-- start of Provided data --

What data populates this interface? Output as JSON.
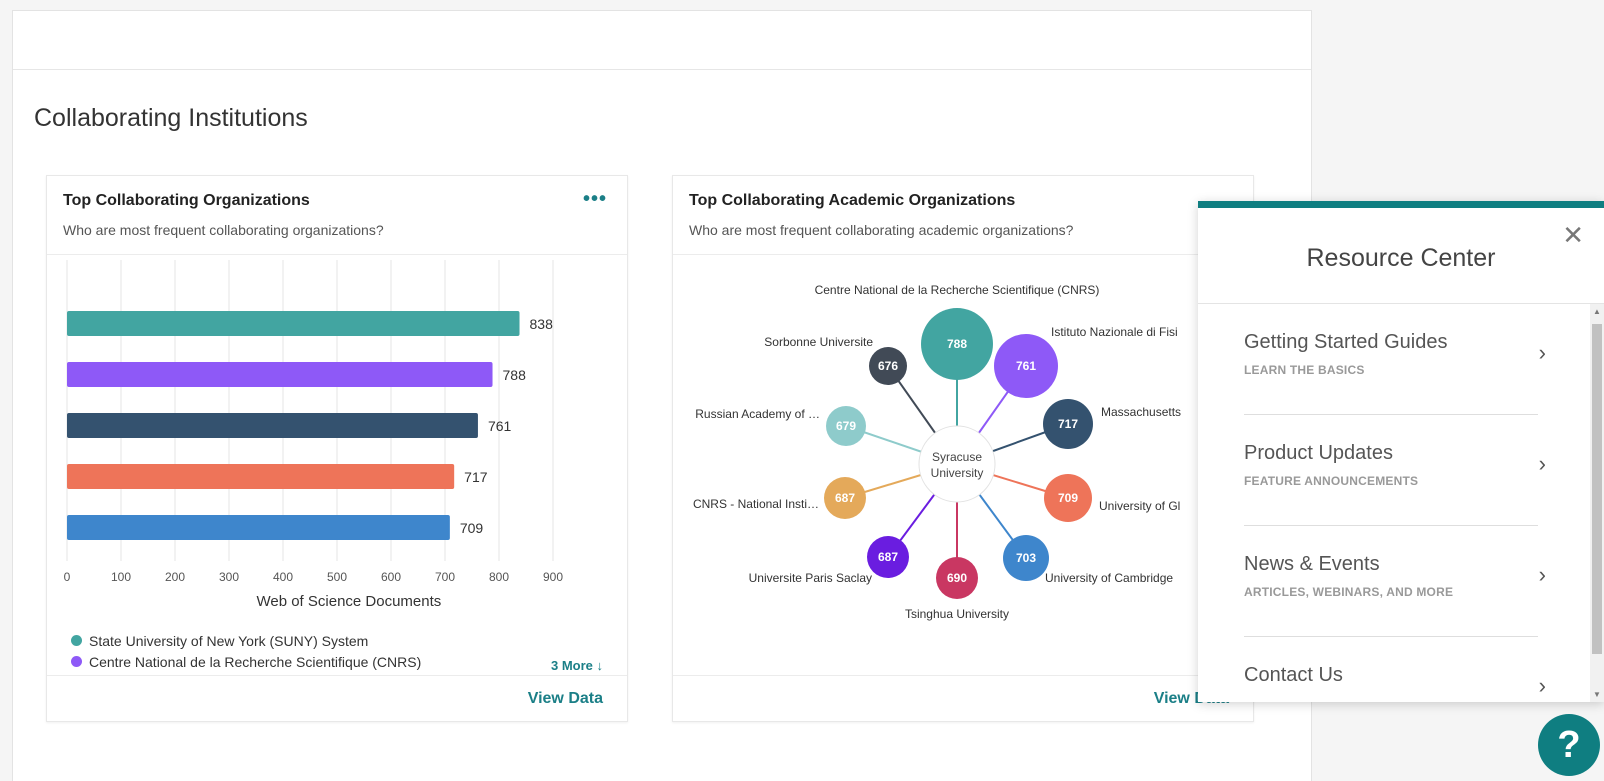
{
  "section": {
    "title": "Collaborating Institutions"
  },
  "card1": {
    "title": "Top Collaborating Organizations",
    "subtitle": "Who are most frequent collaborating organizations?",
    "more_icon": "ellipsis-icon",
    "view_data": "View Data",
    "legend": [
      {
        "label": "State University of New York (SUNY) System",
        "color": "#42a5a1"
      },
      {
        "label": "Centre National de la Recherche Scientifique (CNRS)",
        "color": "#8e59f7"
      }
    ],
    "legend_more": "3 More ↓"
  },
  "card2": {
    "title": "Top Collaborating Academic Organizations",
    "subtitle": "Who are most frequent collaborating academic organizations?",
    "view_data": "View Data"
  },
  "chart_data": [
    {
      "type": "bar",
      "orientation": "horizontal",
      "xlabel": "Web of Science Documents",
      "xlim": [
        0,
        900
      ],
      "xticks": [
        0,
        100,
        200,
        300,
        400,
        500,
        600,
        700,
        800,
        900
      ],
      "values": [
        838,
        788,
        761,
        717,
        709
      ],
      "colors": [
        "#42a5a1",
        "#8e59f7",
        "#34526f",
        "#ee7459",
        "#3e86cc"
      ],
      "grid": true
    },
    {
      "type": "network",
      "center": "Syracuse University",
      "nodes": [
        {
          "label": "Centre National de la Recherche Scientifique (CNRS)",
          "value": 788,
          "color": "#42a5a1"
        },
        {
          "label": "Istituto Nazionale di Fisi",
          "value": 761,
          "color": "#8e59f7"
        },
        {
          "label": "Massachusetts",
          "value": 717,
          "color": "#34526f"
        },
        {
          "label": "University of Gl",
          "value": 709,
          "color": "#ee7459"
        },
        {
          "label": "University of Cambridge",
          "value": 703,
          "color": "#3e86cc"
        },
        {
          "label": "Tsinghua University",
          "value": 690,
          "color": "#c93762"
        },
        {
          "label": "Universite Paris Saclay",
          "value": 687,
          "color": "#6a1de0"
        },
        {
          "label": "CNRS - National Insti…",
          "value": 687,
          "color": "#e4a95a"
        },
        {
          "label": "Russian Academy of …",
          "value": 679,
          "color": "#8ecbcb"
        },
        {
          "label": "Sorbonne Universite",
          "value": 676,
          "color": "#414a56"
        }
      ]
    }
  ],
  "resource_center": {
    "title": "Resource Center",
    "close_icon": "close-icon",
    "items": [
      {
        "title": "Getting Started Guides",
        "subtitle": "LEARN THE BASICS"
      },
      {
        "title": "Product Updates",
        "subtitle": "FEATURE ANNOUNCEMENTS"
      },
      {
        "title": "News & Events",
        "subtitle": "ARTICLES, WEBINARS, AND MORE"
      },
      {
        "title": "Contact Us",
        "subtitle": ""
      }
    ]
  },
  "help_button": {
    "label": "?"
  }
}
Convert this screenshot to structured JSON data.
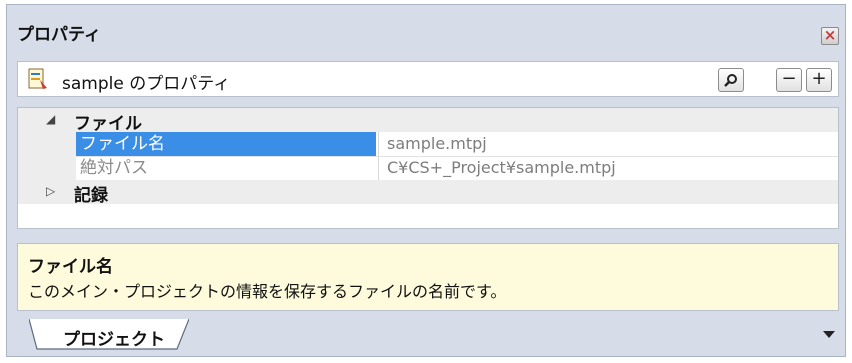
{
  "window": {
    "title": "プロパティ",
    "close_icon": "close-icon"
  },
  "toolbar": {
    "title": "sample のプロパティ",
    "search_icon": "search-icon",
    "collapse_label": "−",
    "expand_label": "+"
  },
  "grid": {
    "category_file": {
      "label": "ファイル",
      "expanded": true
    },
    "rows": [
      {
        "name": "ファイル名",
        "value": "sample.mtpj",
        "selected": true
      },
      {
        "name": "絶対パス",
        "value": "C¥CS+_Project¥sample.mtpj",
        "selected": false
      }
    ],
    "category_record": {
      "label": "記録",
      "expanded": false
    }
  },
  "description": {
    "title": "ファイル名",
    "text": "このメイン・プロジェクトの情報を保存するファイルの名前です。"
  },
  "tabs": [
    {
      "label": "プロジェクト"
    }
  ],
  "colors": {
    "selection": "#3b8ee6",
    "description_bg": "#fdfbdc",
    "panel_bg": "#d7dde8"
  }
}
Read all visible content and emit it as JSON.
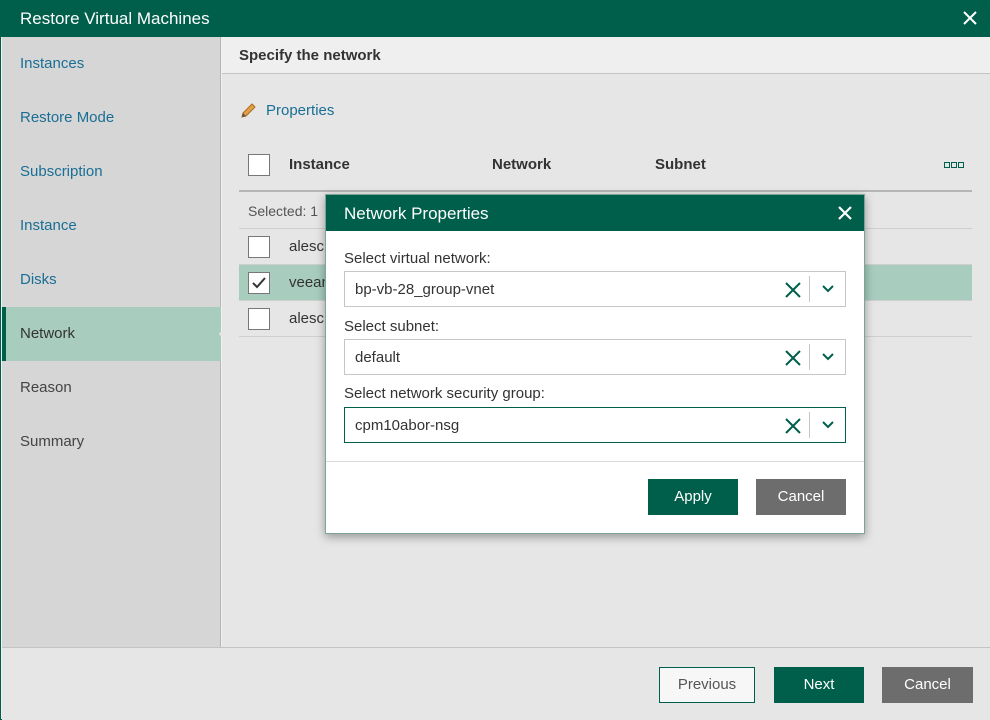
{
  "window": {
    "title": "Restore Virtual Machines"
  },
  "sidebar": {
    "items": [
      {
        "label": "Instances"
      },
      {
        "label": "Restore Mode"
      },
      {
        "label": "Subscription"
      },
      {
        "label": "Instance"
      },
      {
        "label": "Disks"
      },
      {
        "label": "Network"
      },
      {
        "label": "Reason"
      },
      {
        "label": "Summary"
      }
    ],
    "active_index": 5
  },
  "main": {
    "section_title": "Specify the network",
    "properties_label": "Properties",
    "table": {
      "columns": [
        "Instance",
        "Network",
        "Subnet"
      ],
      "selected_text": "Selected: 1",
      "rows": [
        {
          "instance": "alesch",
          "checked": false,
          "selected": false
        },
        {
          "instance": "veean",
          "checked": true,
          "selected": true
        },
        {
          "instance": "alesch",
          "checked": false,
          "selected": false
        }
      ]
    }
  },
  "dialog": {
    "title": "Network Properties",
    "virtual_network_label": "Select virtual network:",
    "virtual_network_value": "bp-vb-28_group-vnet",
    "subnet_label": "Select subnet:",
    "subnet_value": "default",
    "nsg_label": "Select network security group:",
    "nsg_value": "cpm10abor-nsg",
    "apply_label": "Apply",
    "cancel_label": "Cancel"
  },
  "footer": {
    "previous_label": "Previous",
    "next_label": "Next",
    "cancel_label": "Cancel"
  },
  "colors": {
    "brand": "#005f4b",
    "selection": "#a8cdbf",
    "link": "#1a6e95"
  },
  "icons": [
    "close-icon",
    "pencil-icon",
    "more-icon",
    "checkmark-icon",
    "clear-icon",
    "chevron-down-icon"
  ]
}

-- end of Provided data --
-- start of Provided data --

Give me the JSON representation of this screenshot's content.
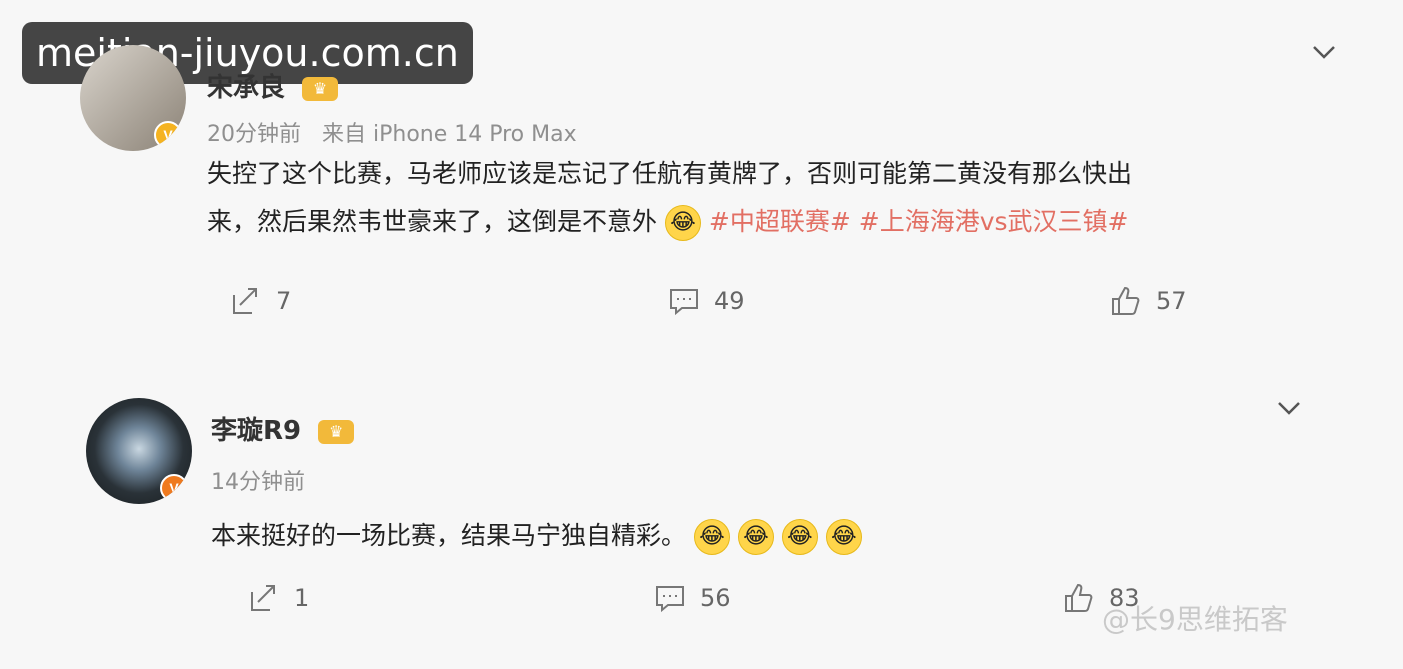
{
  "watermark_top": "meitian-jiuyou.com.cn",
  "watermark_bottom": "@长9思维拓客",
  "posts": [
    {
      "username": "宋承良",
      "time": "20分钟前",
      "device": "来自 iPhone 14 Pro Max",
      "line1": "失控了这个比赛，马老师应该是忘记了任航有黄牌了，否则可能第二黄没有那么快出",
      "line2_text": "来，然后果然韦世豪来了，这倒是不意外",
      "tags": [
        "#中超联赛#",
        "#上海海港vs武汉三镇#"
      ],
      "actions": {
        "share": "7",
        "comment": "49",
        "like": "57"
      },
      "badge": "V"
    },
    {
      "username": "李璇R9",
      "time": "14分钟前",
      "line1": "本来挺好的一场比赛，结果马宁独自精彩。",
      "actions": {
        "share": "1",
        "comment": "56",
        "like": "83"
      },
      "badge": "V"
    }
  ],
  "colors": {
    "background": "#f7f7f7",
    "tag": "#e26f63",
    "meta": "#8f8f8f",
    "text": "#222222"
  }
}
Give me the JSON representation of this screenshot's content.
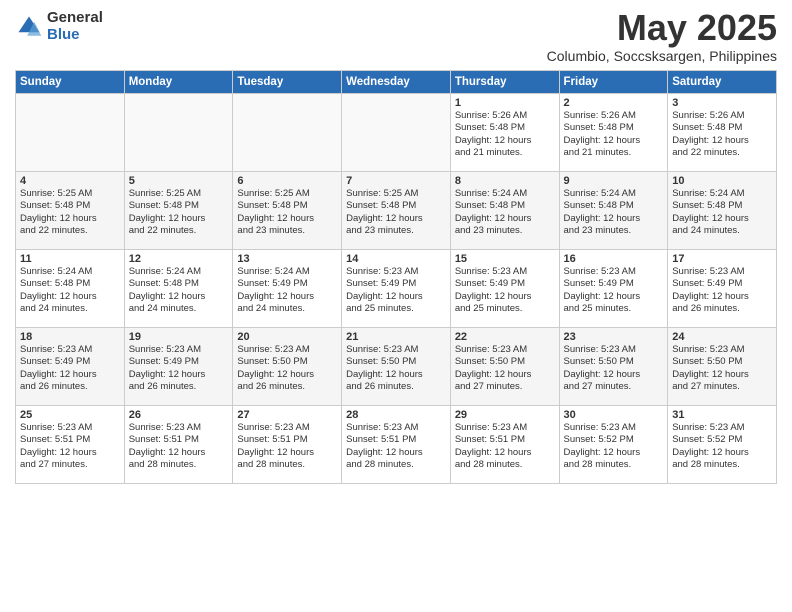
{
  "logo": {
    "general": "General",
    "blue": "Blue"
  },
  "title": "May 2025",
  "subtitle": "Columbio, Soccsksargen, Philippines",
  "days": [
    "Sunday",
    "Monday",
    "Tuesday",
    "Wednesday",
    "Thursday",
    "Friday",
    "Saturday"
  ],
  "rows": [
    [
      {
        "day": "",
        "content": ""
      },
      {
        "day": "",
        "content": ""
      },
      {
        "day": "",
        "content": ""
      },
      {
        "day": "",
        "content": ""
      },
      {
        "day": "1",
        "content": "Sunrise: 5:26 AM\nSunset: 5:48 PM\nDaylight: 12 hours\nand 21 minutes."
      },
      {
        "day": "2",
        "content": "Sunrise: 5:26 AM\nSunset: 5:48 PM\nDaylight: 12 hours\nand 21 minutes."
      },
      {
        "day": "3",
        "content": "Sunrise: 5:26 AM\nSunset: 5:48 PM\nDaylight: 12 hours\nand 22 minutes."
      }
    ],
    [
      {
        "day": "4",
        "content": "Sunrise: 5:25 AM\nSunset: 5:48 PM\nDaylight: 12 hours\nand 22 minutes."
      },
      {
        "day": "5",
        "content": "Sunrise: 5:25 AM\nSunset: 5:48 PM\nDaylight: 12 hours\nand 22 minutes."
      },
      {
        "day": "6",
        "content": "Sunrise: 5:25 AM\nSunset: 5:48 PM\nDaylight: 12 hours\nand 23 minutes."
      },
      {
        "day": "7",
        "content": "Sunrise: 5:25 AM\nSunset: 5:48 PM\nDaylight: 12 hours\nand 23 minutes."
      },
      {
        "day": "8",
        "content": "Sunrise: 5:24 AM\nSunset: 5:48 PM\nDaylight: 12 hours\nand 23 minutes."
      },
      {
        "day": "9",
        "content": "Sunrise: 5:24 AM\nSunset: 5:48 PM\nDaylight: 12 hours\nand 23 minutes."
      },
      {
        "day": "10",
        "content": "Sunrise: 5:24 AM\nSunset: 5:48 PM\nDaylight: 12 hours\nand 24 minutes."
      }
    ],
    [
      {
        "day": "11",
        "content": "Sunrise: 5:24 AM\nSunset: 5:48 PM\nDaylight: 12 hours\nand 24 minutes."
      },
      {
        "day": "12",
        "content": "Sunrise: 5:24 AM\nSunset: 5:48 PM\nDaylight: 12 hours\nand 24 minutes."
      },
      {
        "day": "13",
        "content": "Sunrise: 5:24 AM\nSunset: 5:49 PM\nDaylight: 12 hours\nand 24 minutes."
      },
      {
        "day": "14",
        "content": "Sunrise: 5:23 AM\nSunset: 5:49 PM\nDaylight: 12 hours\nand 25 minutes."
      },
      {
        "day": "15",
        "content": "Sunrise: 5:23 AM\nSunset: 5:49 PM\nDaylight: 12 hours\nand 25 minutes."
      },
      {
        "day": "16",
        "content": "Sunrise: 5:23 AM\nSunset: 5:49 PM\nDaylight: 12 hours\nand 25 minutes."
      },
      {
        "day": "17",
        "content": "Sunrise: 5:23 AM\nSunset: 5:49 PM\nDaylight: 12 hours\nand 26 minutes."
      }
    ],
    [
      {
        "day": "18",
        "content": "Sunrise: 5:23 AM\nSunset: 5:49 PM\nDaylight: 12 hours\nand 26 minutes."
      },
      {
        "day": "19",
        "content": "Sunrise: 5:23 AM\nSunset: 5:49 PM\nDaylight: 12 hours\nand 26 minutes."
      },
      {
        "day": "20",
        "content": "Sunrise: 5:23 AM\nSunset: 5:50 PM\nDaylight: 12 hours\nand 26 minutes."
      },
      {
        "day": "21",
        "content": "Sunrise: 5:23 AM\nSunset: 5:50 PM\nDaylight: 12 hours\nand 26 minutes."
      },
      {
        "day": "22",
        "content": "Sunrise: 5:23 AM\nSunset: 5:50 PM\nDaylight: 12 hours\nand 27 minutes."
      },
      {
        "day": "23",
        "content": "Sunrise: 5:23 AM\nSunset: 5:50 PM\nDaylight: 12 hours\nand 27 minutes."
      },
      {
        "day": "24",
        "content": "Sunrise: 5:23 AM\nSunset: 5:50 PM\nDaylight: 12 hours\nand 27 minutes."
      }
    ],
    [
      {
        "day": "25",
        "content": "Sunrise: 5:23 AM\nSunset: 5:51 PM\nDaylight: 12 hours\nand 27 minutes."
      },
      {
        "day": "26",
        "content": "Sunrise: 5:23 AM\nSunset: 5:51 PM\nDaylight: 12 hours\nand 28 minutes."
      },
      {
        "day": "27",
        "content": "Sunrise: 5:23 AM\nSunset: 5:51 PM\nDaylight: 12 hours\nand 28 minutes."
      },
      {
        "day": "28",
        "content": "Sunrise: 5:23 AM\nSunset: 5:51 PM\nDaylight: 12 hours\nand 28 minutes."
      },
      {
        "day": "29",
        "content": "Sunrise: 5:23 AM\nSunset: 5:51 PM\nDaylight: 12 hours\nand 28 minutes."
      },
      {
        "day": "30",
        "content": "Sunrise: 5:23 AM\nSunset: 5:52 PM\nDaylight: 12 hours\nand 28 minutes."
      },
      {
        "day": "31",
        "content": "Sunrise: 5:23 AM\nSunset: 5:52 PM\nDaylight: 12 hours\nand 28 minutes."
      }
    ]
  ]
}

-- end of Provided data --
-- start of Provided data --

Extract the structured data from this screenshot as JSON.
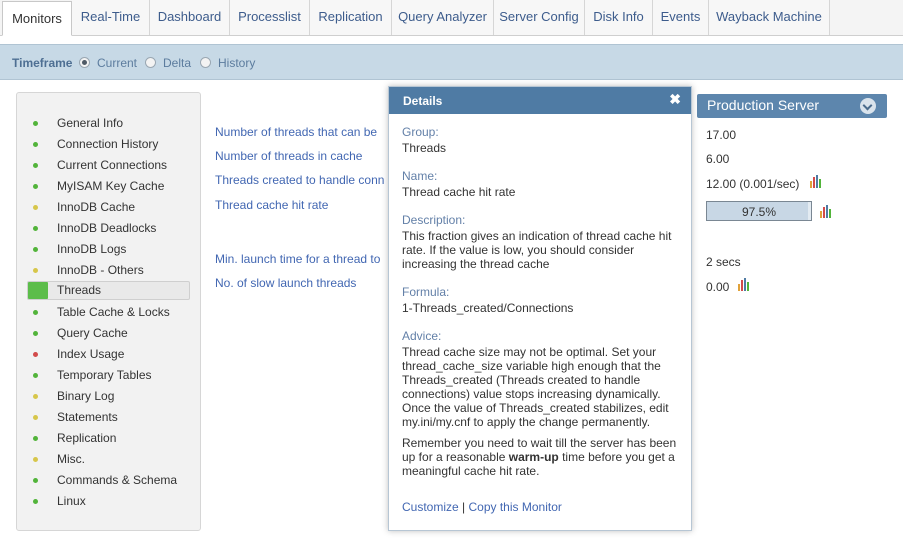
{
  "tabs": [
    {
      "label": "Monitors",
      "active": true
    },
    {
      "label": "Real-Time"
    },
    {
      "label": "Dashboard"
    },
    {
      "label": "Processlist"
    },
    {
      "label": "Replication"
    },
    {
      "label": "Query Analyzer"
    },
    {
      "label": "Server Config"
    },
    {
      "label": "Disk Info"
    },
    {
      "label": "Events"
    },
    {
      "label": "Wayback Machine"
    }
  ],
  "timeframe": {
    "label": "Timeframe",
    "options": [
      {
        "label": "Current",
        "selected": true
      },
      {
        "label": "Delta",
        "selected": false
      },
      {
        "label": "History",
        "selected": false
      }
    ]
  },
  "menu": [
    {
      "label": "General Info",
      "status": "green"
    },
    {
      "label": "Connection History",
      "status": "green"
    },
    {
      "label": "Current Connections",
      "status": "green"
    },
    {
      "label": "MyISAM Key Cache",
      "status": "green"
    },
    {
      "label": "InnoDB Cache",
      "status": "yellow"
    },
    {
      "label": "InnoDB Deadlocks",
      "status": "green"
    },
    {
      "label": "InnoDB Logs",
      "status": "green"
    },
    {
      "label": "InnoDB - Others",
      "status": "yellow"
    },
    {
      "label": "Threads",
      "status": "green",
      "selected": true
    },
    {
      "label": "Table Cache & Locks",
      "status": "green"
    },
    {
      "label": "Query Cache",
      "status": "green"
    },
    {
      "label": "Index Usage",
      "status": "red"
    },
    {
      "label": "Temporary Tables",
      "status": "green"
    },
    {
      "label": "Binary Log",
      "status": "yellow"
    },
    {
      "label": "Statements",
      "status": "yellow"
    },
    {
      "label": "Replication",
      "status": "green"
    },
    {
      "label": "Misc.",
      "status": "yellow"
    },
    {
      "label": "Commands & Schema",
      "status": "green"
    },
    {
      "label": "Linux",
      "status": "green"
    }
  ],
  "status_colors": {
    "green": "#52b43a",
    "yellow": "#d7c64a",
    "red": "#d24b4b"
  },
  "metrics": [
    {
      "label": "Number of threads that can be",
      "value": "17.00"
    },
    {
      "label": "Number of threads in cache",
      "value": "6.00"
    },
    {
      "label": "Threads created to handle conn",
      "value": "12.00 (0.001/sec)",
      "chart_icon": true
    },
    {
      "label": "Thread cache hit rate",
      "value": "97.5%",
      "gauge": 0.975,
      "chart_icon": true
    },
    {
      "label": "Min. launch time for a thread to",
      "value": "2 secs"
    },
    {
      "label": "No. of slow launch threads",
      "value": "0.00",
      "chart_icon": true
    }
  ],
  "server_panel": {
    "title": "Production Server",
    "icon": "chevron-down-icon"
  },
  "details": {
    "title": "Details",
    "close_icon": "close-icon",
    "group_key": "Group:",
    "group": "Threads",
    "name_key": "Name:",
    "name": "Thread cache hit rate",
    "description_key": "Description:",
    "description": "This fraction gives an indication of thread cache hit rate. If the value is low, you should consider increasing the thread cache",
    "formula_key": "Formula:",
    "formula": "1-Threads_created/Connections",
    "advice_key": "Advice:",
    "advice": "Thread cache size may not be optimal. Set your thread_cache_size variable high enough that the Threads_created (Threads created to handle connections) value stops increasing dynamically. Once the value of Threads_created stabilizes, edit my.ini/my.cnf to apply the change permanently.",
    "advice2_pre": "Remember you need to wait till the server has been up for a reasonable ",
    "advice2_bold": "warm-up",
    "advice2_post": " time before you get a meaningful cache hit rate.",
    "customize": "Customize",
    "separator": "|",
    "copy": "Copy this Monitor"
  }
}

-- end of Provided data --

#### Requirements
Go through the records and gather the lines that hold "Query".

#### Solution to the exercise
      "label": "Query Analyzer"
      "label": "Query Cache",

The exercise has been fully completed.